▶ **EXERCISE**
Could you write out the records below exactly as they appear, leaving out any pictures?

▶ **DATASET RECORDS**
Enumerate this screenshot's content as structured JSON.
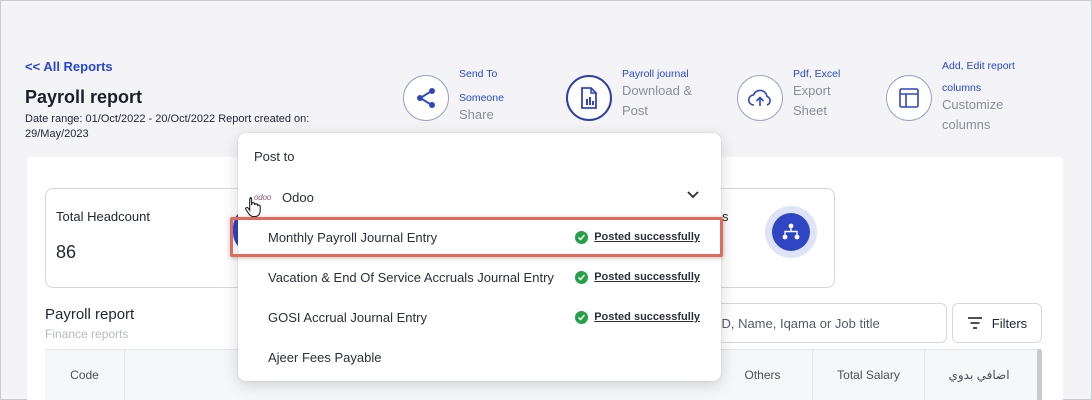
{
  "header": {
    "back_link": "<< All Reports",
    "title": "Payroll report",
    "date_range": "Date range: 01/Oct/2022 - 20/Oct/2022 Report created on: 29/May/2023"
  },
  "actions": [
    {
      "small": "Send To",
      "small2": "Someone",
      "big": "Share",
      "icon": "share-icon"
    },
    {
      "small": "Payroll journal",
      "big": "Download &",
      "big2": "Post",
      "icon": "document-chart-icon"
    },
    {
      "small": "Pdf, Excel",
      "big": "Export",
      "big2": "Sheet",
      "icon": "cloud-upload-icon"
    },
    {
      "small": "Add, Edit report",
      "small2": "columns",
      "big": "Customize",
      "big2": "columns",
      "icon": "columns-icon"
    }
  ],
  "stats": {
    "headcount_label": "Total Headcount",
    "headcount_value": "86",
    "right_label_suffix": "s"
  },
  "section": {
    "title": "Payroll report",
    "subtitle": "Finance reports"
  },
  "search": {
    "placeholder": "e ID, Name, Iqama or Job title"
  },
  "filters_label": "Filters",
  "table": {
    "columns": [
      "Code",
      "Others",
      "Total Salary",
      "اضافي بدوي"
    ]
  },
  "dropdown": {
    "title": "Post to",
    "provider_logo": "odoo",
    "provider": "Odoo",
    "entries": [
      {
        "name": "Monthly Payroll Journal Entry",
        "status": "Posted successfully"
      },
      {
        "name": "Vacation & End Of Service Accruals Journal Entry",
        "status": "Posted successfully"
      },
      {
        "name": "GOSI Accrual Journal Entry",
        "status": "Posted successfully"
      },
      {
        "name": "Ajeer Fees Payable",
        "status": ""
      }
    ]
  },
  "colors": {
    "accent": "#2f45c4",
    "link": "#2746d8",
    "success": "#24a148",
    "highlight": "#e06a5c"
  }
}
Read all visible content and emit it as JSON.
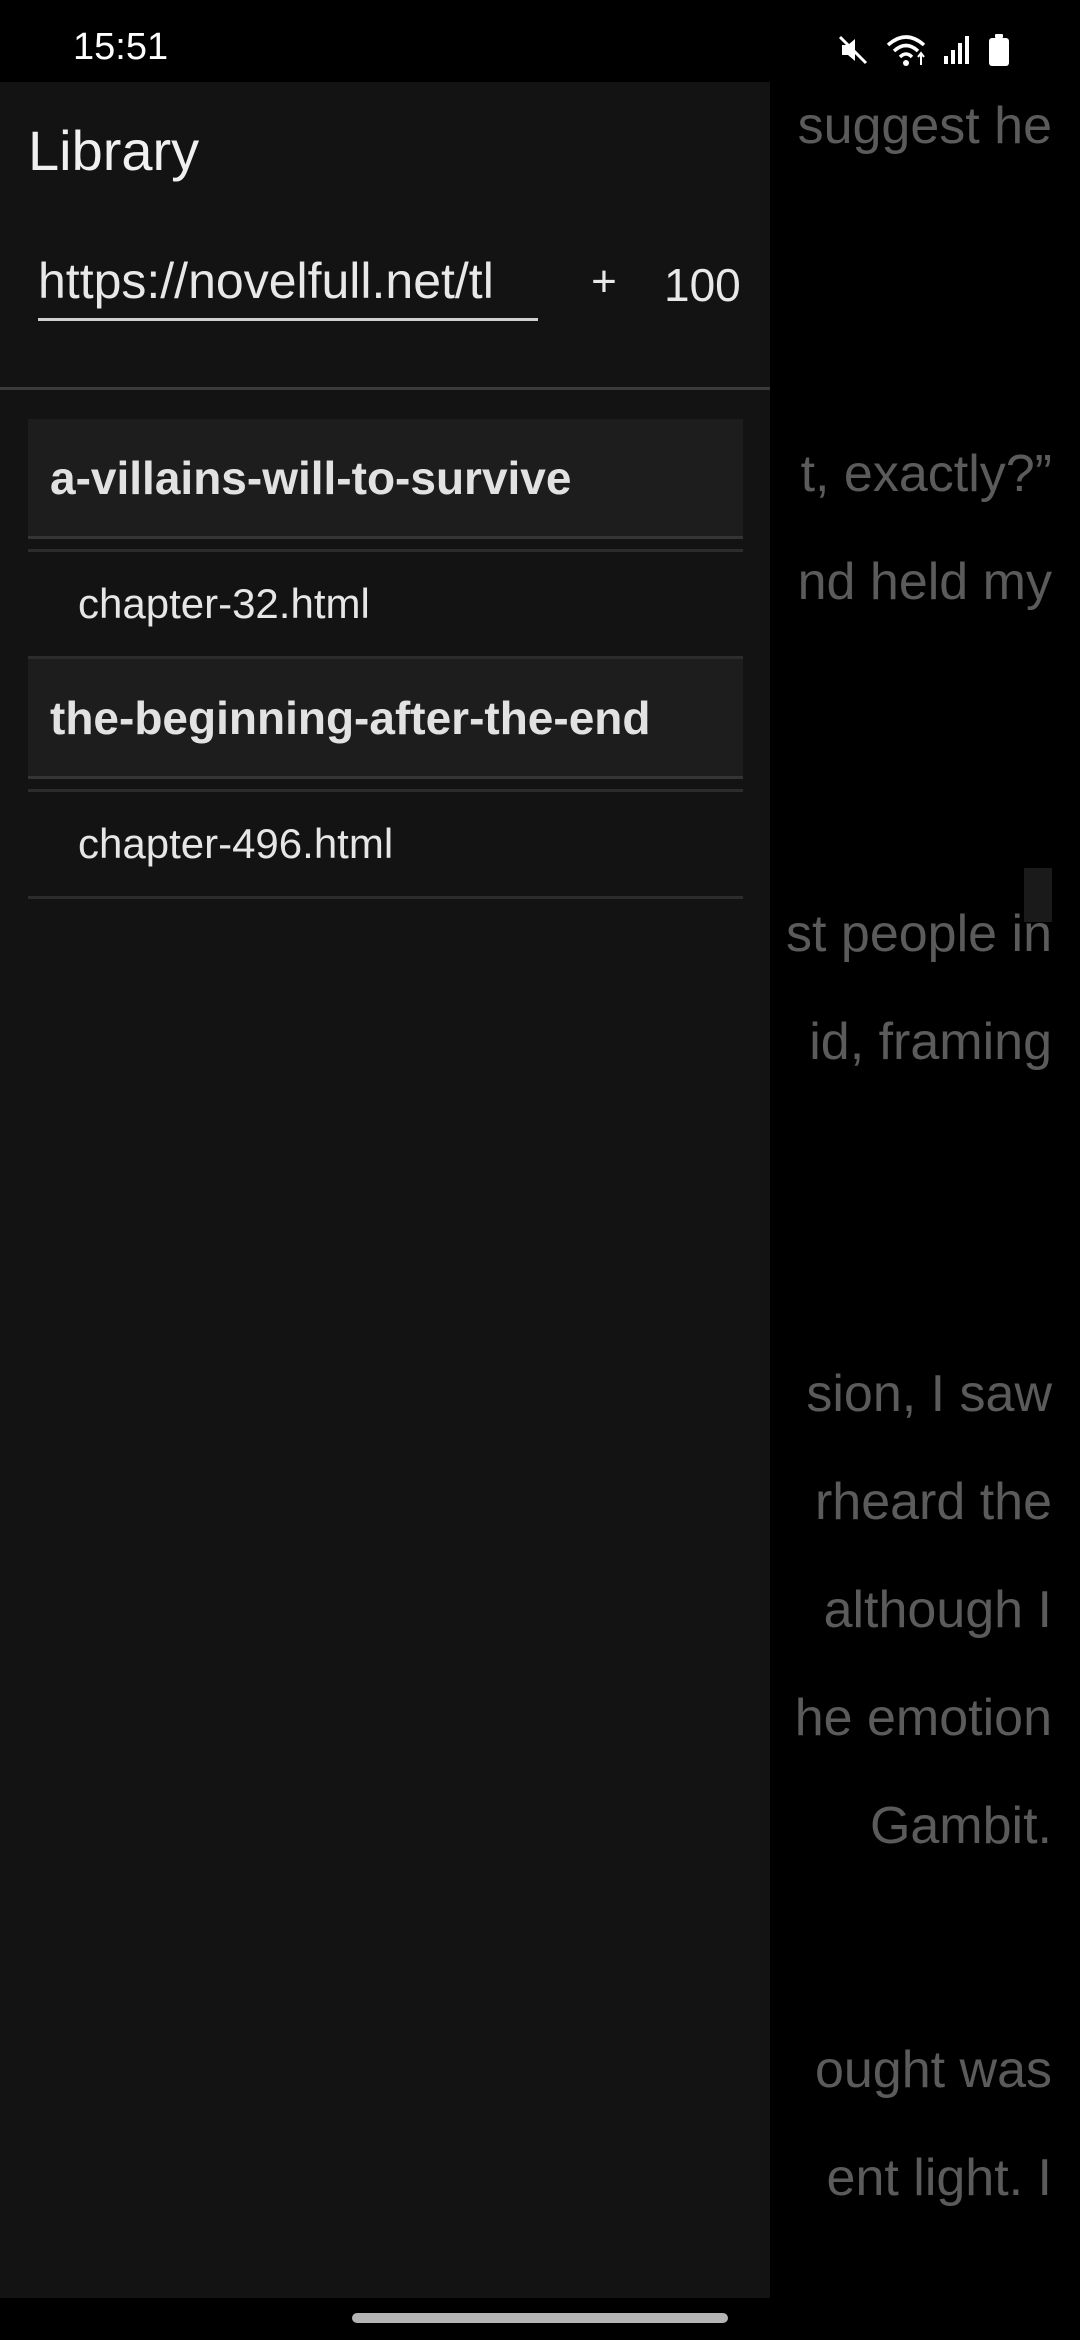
{
  "status_bar": {
    "time": "15:51",
    "icons": [
      "mute-icon",
      "wifi-icon",
      "signal-icon",
      "battery-icon"
    ]
  },
  "reader": {
    "lines": [
      "suggest he",
      "t, exactly?”",
      "nd held my",
      "st people in",
      "id, framing",
      "sion, I saw",
      "rheard the",
      "although I",
      "he emotion",
      "Gambit.",
      "ought was",
      "ent light. I"
    ]
  },
  "drawer": {
    "title": "Library",
    "url_input": {
      "value": "https://novelfull.net/tl",
      "placeholder": ""
    },
    "add_label": "+",
    "count": "100",
    "books": [
      {
        "title": "a-villains-will-to-survive",
        "chapters": [
          "chapter-32.html"
        ]
      },
      {
        "title": "the-beginning-after-the-end",
        "chapters": [
          "chapter-496.html"
        ]
      }
    ]
  },
  "colors": {
    "drawer_bg": "#131313",
    "book_header_bg": "#1d1d1d",
    "reader_text": "#5b5b5b"
  }
}
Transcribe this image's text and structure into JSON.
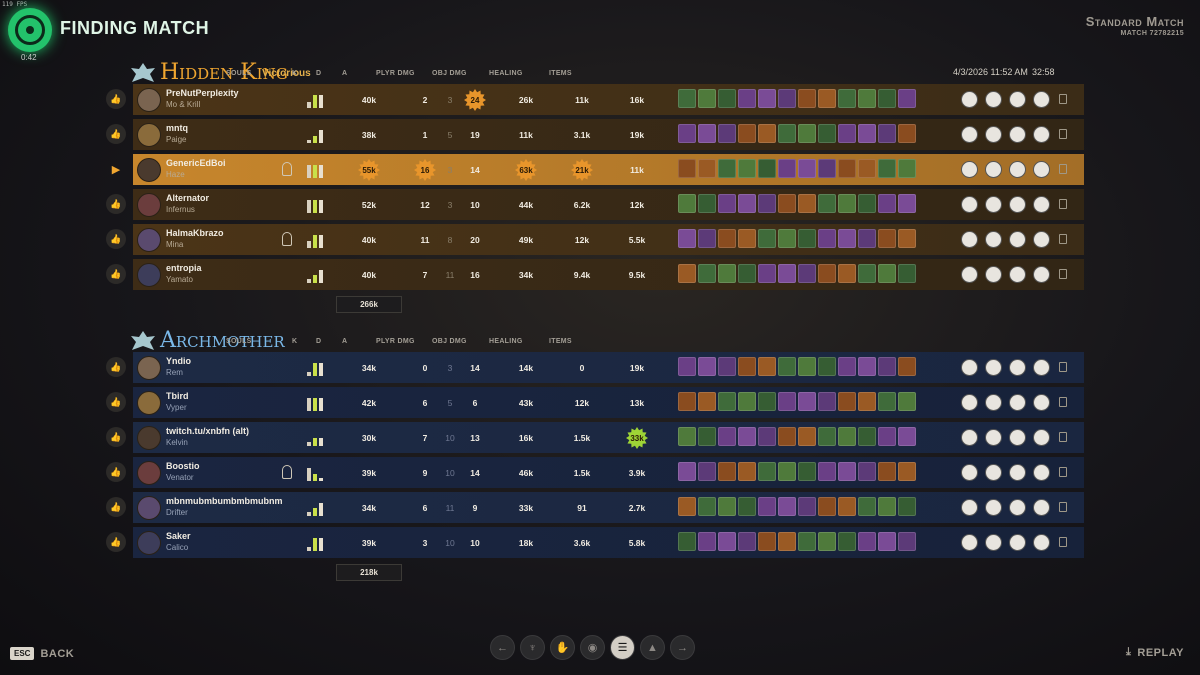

▶ **ANSWER TO THE EXERCISE**
Enumerate this screenshot's content as structured JSON.
{
  "header": {
    "back_link": "<< All Reports",
    "title": "Payroll report",
    "date_range": "Date range: 01/Oct/2022 - 20/Oct/2022 Report created on: 29/May/2023"
  },
  "actions": [
    {
      "small": "Send To",
      "small2": "Someone",
      "big": "Share",
      "icon": "share-icon"
    },
    {
      "small": "Payroll journal",
      "big": "Download &",
      "big2": "Post",
      "icon": "document-chart-icon"
    },
    {
      "small": "Pdf, Excel",
      "big": "Export",
      "big2": "Sheet",
      "icon": "cloud-upload-icon"
    },
    {
      "small": "Add, Edit report",
      "small2": "columns",
      "big": "Customize",
      "big2": "columns",
      "icon": "columns-icon"
    }
  ],
  "stats": {
    "headcount_label": "Total Headcount",
    "headcount_value": "86",
    "right_label_suffix": "s"
  },
  "section": {
    "title": "Payroll report",
    "subtitle": "Finance reports"
  },
  "search": {
    "placeholder": "e ID, Name, Iqama or Job title"
  },
  "filters_label": "Filters",
  "table": {
    "columns": [
      "Code",
      "Others",
      "Total Salary",
      "اضافي بدوي"
    ]
  },
  "dropdown": {
    "title": "Post to",
    "provider_logo": "odoo",
    "provider": "Odoo",
    "entries": [
      {
        "name": "Monthly Payroll Journal Entry",
        "status": "Posted successfully"
      },
      {
        "name": "Vacation & End Of Service Accruals Journal Entry",
        "status": "Posted successfully"
      },
      {
        "name": "GOSI Accrual Journal Entry",
        "status": "Posted successfully"
      },
      {
        "name": "Ajeer Fees Payable",
        "status": ""
      }
    ]
  },
  "colors": {
    "accent": "#2f45c4",
    "link": "#2746d8",
    "success": "#24a148",
    "highlight": "#e06a5c"
  }
}
Read all visible content and emit it as JSON.
{
  "status_bar": {
    "time": "15:51",
    "icons": [
      "mute-icon",
      "wifi-icon",
      "signal-icon",
      "battery-icon"
    ]
  },
  "reader": {
    "lines": [
      "suggest he",
      "t, exactly?”",
      "nd held my",
      "st people in",
      "id, framing",
      "sion, I saw",
      "rheard the",
      "although I",
      "he emotion",
      "Gambit.",
      "ought was",
      "ent light. I"
    ]
  },
  "drawer": {
    "title": "Library",
    "url_input": {
      "value": "https://novelfull.net/tl",
      "placeholder": ""
    },
    "add_label": "+",
    "count": "100",
    "books": [
      {
        "title": "a-villains-will-to-survive",
        "chapters": [
          "chapter-32.html"
        ]
      },
      {
        "title": "the-beginning-after-the-end",
        "chapters": [
          "chapter-496.html"
        ]
      }
    ]
  },
  "colors": {
    "drawer_bg": "#131313",
    "book_header_bg": "#1d1d1d",
    "reader_text": "#5b5b5b"
  }
}
Transcribe this image's text and structure into JSON.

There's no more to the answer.